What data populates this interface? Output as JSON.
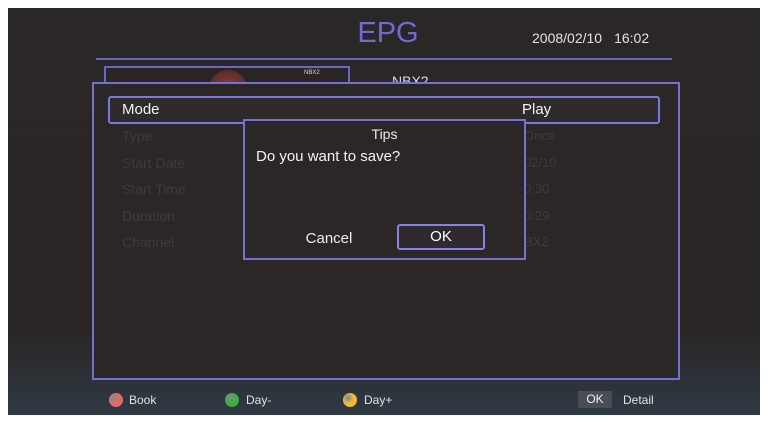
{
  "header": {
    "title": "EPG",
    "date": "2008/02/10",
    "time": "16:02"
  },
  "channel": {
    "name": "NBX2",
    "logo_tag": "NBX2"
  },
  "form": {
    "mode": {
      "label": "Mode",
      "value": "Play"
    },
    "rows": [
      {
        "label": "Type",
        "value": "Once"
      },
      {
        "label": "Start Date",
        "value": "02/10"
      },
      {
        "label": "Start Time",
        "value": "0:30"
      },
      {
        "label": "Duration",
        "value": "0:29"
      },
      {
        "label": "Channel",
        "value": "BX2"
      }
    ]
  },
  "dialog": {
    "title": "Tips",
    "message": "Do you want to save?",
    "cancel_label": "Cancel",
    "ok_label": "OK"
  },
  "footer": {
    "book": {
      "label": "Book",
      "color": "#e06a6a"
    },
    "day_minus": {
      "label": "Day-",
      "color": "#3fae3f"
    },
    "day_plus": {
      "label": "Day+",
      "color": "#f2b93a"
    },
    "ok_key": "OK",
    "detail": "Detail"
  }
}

....

EXERCISE AIM
Gather all lines where the word "value" appears.

SOLUTION BELOW
      "value": "Play"
        "value": "Once"
        "value": "02/10"
        "value": "0:30"
        "value": "0:29"
        "value": "BX2"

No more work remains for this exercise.